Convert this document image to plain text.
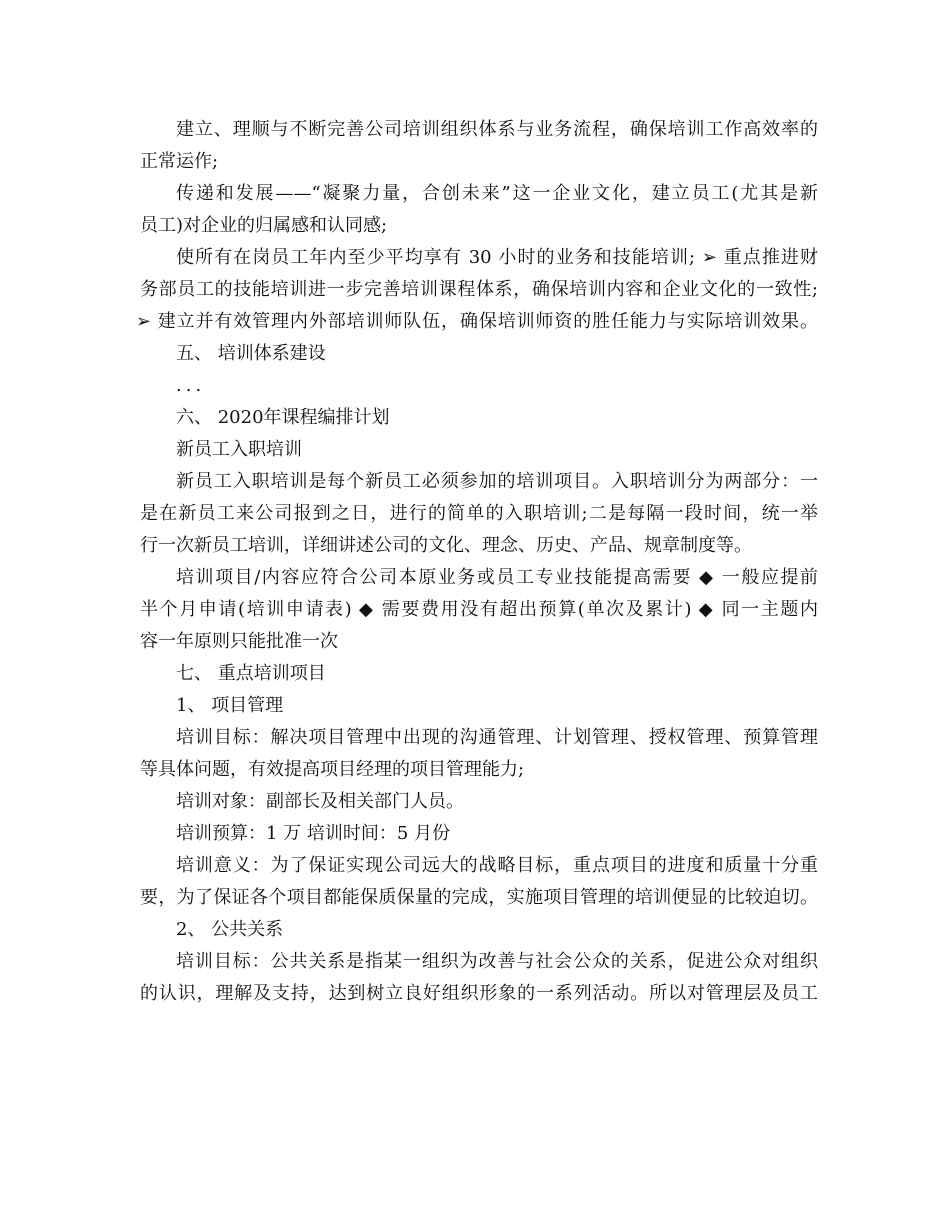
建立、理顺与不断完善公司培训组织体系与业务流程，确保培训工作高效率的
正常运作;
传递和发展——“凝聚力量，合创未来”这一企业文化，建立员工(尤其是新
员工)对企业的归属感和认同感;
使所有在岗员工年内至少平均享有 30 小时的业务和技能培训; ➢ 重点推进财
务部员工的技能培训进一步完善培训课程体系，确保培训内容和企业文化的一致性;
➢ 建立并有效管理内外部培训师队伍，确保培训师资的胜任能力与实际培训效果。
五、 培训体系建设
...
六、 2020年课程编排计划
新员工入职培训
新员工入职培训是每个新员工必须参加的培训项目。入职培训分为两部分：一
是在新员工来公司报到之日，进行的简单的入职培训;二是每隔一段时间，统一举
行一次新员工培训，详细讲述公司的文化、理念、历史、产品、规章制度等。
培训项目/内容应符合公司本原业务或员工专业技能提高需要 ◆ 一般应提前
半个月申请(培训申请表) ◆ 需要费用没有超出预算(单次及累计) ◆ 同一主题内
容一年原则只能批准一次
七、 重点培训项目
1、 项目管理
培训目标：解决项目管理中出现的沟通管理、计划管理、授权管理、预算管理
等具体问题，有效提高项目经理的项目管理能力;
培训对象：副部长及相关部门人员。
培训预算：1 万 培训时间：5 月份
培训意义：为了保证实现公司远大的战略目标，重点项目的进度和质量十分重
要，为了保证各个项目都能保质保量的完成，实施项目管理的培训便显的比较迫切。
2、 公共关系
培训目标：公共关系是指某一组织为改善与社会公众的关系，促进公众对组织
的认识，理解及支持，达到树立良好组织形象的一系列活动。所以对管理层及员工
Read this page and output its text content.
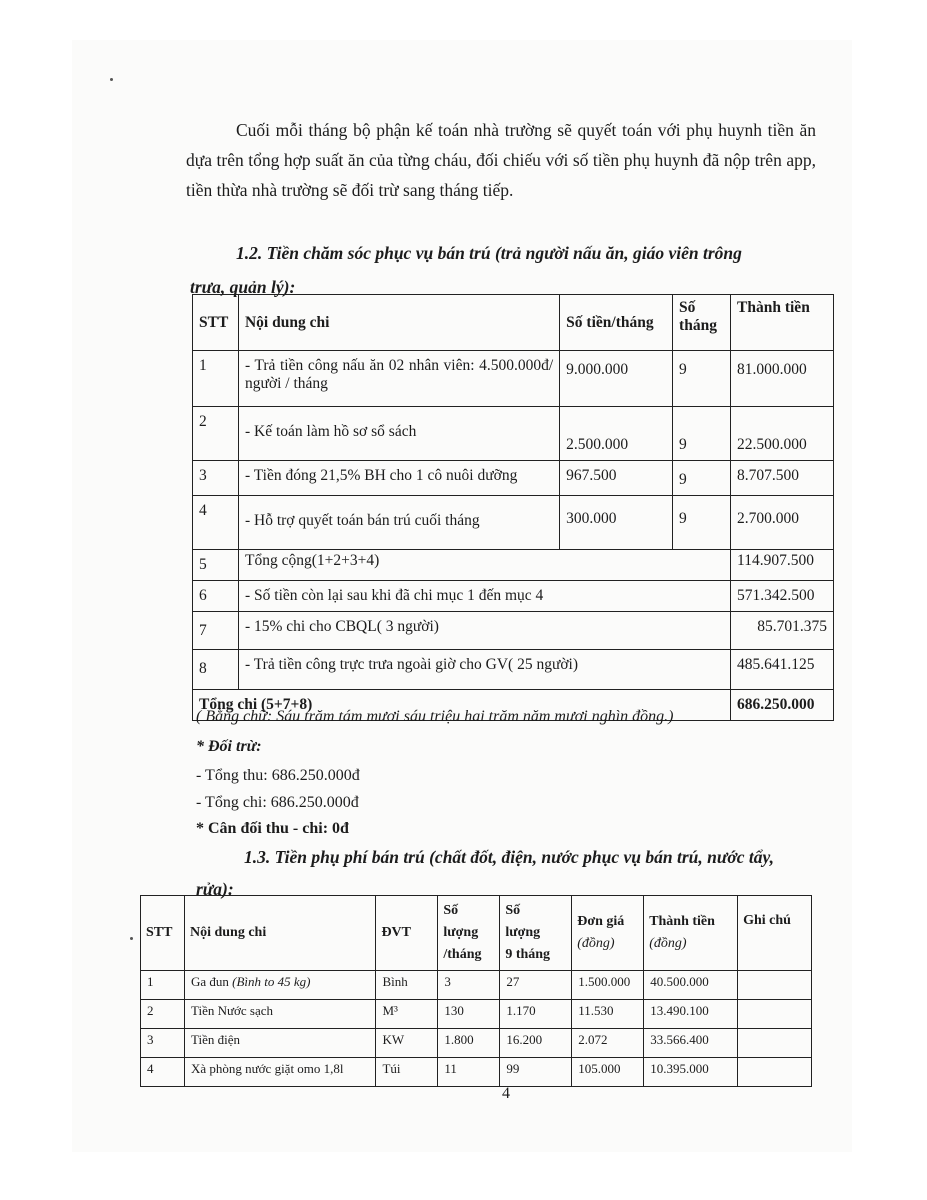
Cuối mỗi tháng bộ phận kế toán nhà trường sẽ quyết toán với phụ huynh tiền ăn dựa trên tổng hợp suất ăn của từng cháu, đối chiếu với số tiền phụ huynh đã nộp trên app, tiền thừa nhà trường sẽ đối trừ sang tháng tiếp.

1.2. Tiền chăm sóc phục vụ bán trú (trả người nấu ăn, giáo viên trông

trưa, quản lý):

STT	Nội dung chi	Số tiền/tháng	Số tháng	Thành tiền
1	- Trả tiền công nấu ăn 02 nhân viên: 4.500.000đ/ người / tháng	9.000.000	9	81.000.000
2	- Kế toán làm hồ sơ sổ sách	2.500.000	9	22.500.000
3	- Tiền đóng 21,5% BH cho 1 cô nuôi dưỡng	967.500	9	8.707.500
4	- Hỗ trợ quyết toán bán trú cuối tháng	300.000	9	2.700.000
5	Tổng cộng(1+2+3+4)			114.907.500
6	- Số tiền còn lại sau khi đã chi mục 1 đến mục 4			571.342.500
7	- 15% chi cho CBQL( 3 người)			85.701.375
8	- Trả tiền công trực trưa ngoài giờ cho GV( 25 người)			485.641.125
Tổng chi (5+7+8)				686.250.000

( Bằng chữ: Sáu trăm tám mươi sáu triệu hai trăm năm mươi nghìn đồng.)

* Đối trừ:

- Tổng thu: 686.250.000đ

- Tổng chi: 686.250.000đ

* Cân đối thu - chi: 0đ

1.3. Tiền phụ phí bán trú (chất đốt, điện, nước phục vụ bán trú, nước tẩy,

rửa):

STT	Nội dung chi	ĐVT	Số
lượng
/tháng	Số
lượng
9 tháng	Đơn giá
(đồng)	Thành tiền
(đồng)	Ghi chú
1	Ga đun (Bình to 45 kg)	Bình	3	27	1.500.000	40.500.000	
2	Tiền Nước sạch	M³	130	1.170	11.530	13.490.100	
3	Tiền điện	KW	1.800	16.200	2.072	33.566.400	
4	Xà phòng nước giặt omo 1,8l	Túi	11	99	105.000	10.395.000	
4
* * *
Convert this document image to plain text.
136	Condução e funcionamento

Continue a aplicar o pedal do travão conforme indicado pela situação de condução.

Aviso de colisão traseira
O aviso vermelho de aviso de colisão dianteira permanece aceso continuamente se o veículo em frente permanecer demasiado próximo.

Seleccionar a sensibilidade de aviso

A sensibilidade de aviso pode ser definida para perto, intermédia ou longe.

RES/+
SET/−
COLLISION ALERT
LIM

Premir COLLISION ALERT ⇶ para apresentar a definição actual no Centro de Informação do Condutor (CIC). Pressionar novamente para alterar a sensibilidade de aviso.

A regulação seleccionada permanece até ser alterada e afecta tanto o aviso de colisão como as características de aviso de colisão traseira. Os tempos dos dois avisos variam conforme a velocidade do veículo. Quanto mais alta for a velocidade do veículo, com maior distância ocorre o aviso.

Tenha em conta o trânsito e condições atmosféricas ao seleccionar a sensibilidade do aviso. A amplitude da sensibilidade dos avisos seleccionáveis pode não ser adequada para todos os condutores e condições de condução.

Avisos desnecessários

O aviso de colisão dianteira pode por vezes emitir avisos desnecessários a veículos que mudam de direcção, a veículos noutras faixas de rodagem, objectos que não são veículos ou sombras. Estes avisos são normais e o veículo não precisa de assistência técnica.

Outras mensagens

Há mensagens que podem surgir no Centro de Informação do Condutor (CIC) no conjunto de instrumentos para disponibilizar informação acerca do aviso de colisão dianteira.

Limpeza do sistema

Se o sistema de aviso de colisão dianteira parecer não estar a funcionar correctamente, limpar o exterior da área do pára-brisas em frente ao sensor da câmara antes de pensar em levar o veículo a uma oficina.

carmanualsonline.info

- **What is needed**: Each line that has the word "người" should be copied.

- **Right answer**:
1.2. Tiền chăm sóc phục vụ bán trú (trả người nấu ăn, giáo viên trông
1	- Trả tiền công nấu ăn 02 nhân viên: 4.500.000đ/ người / tháng	9.000.000	9	81.000.000
7	- 15% chi cho CBQL( 3 người)			85.701.375
8	- Trả tiền công trực trưa ngoài giờ cho GV( 25 người)			485.641.125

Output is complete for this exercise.